Stored entries
- - - - - - -

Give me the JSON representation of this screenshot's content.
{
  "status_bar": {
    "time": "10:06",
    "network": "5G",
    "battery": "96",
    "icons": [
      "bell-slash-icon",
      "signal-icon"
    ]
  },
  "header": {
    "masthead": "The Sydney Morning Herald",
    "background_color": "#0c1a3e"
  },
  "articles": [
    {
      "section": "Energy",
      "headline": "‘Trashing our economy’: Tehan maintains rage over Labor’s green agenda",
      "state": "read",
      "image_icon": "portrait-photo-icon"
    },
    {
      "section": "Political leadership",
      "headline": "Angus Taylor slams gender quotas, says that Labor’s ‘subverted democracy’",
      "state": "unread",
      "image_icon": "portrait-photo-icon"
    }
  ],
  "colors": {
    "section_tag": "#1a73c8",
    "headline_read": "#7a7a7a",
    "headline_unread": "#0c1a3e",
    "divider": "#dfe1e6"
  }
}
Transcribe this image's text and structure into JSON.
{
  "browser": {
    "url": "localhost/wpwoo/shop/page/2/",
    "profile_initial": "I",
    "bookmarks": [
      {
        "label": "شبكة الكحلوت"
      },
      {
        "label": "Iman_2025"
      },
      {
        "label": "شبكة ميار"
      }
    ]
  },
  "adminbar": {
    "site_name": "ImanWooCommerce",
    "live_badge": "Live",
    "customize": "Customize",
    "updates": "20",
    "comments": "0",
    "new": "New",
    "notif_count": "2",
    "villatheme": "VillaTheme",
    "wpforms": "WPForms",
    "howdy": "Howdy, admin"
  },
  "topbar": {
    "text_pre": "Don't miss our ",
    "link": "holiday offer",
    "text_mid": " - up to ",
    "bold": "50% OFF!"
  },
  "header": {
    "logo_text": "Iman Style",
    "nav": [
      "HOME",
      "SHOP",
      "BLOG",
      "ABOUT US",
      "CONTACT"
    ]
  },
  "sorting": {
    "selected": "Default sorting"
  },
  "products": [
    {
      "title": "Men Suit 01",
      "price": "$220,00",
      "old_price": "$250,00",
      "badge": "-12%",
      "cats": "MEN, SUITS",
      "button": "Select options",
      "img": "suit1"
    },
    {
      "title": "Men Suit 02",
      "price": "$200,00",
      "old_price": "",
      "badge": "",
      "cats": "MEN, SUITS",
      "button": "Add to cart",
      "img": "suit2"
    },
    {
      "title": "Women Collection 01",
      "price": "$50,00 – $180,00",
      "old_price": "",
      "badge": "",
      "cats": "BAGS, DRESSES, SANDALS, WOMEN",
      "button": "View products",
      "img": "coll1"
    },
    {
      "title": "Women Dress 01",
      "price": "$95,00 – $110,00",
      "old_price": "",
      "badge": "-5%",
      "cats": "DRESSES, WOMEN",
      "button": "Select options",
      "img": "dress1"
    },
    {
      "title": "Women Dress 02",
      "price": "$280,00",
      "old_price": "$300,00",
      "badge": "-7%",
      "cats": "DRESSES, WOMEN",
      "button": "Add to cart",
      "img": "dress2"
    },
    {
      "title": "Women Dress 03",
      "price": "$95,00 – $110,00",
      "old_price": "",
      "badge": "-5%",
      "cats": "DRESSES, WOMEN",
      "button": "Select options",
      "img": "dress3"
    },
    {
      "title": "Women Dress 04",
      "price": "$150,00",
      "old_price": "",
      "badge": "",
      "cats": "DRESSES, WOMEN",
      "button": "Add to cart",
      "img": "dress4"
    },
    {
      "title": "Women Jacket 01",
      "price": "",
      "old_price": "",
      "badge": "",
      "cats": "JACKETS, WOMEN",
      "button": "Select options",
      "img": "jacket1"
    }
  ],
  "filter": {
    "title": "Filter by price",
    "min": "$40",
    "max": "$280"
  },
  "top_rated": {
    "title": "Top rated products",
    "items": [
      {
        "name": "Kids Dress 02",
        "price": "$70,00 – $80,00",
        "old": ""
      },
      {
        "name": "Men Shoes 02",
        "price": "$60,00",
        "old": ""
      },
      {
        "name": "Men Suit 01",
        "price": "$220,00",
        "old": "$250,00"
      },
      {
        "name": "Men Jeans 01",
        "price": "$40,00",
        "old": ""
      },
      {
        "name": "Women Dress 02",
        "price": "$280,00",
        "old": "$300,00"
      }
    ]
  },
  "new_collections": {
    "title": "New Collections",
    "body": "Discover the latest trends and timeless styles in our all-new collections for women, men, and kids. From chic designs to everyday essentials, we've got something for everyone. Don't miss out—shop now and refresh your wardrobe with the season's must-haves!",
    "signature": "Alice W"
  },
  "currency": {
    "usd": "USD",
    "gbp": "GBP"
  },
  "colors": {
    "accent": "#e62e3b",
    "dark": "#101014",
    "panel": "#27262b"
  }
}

- - - - - - -

## Task to carry out
Gather all lines from the records above in which "label" appears.

## Result
        "label": "شبكة الكحلوت"
        "label": "Iman_2025"
        "label": "شبكة ميار"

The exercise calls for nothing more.